══ Record set ══

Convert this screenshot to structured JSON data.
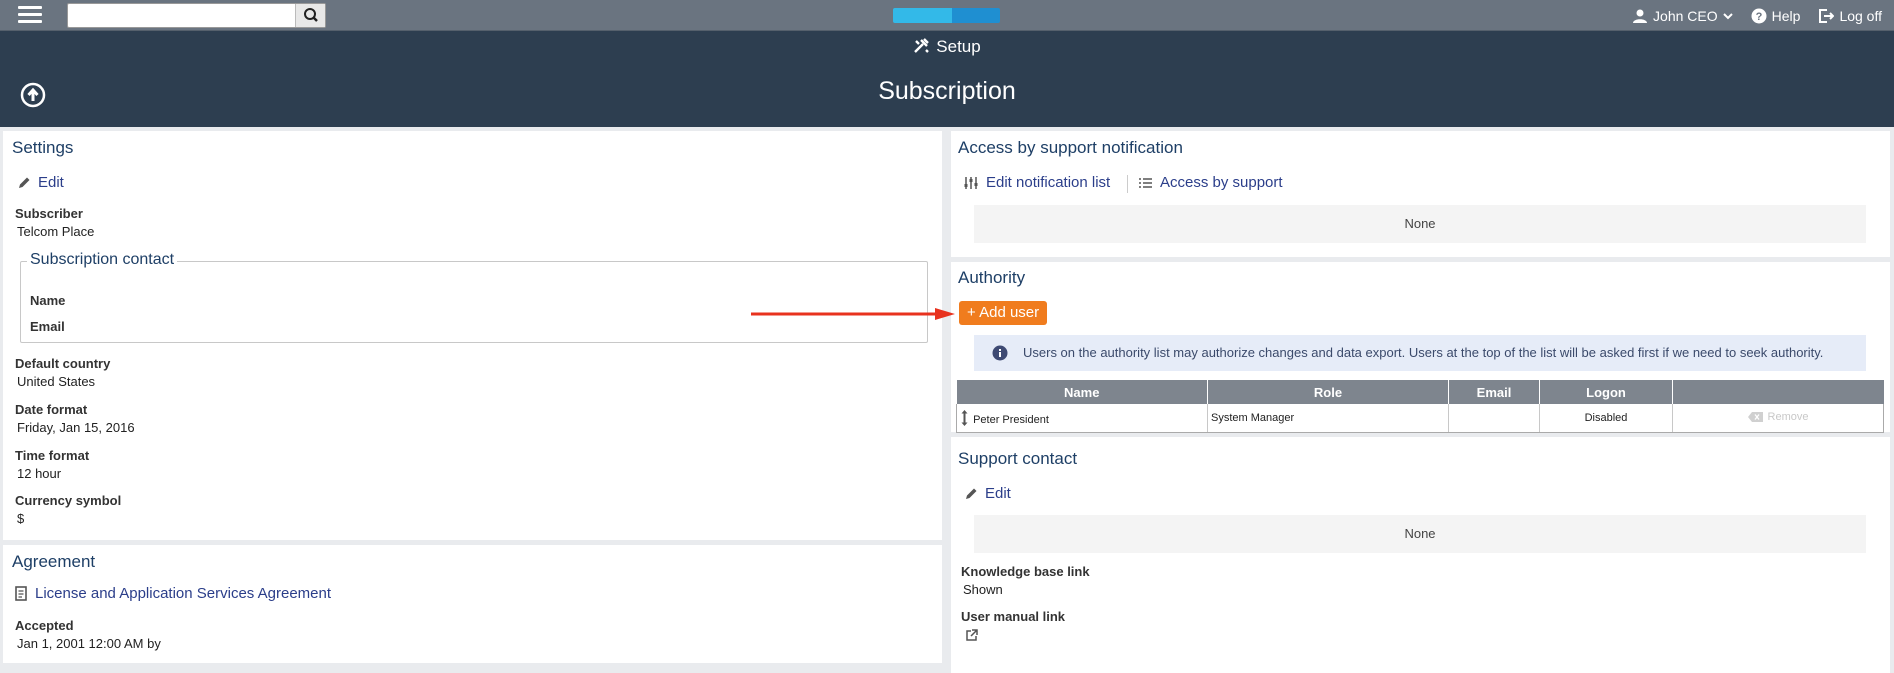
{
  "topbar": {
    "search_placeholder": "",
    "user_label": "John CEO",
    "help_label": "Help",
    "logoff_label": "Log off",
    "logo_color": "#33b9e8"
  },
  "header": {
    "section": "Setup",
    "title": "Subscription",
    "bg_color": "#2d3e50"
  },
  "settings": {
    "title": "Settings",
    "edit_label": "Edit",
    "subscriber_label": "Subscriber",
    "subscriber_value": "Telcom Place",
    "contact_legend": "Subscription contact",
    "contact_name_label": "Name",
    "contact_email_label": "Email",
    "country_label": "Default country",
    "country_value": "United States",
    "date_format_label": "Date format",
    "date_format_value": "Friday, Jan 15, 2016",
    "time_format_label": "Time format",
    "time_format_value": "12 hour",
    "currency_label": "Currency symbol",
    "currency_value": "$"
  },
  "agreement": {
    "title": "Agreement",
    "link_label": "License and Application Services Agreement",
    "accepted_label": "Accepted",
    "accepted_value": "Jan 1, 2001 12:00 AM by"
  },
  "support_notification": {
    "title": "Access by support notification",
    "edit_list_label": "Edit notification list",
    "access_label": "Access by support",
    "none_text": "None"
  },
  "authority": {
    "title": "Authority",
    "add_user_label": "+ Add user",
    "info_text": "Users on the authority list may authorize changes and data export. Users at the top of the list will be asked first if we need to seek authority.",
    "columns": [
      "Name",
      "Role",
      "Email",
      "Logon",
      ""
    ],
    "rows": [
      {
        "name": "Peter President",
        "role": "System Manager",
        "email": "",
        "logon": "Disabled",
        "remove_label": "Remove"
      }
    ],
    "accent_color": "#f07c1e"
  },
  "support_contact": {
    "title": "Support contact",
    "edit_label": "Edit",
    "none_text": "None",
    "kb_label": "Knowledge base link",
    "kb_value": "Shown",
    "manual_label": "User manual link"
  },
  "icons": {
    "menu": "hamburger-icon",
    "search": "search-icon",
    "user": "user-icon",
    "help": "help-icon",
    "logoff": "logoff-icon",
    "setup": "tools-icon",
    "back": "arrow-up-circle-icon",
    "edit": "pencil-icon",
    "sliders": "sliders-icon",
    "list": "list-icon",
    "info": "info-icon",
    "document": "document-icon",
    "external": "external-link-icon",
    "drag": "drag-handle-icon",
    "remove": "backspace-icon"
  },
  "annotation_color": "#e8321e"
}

═══

▶ [Task brief]:
Above are records to transcribe exactly; leave their pictures out.

▶ [The reply]:
Convert this screenshot to structured JSON data.
{
  "topbar": {
    "search_placeholder": "",
    "user_label": "John CEO",
    "help_label": "Help",
    "logoff_label": "Log off",
    "logo_color": "#33b9e8"
  },
  "header": {
    "section": "Setup",
    "title": "Subscription",
    "bg_color": "#2d3e50"
  },
  "settings": {
    "title": "Settings",
    "edit_label": "Edit",
    "subscriber_label": "Subscriber",
    "subscriber_value": "Telcom Place",
    "contact_legend": "Subscription contact",
    "contact_name_label": "Name",
    "contact_email_label": "Email",
    "country_label": "Default country",
    "country_value": "United States",
    "date_format_label": "Date format",
    "date_format_value": "Friday, Jan 15, 2016",
    "time_format_label": "Time format",
    "time_format_value": "12 hour",
    "currency_label": "Currency symbol",
    "currency_value": "$"
  },
  "agreement": {
    "title": "Agreement",
    "link_label": "License and Application Services Agreement",
    "accepted_label": "Accepted",
    "accepted_value": "Jan 1, 2001 12:00 AM by"
  },
  "support_notification": {
    "title": "Access by support notification",
    "edit_list_label": "Edit notification list",
    "access_label": "Access by support",
    "none_text": "None"
  },
  "authority": {
    "title": "Authority",
    "add_user_label": "+ Add user",
    "info_text": "Users on the authority list may authorize changes and data export. Users at the top of the list will be asked first if we need to seek authority.",
    "columns": [
      "Name",
      "Role",
      "Email",
      "Logon",
      ""
    ],
    "rows": [
      {
        "name": "Peter President",
        "role": "System Manager",
        "email": "",
        "logon": "Disabled",
        "remove_label": "Remove"
      }
    ],
    "accent_color": "#f07c1e"
  },
  "support_contact": {
    "title": "Support contact",
    "edit_label": "Edit",
    "none_text": "None",
    "kb_label": "Knowledge base link",
    "kb_value": "Shown",
    "manual_label": "User manual link"
  },
  "icons": {
    "menu": "hamburger-icon",
    "search": "search-icon",
    "user": "user-icon",
    "help": "help-icon",
    "logoff": "logoff-icon",
    "setup": "tools-icon",
    "back": "arrow-up-circle-icon",
    "edit": "pencil-icon",
    "sliders": "sliders-icon",
    "list": "list-icon",
    "info": "info-icon",
    "document": "document-icon",
    "external": "external-link-icon",
    "drag": "drag-handle-icon",
    "remove": "backspace-icon"
  },
  "annotation_color": "#e8321e"
}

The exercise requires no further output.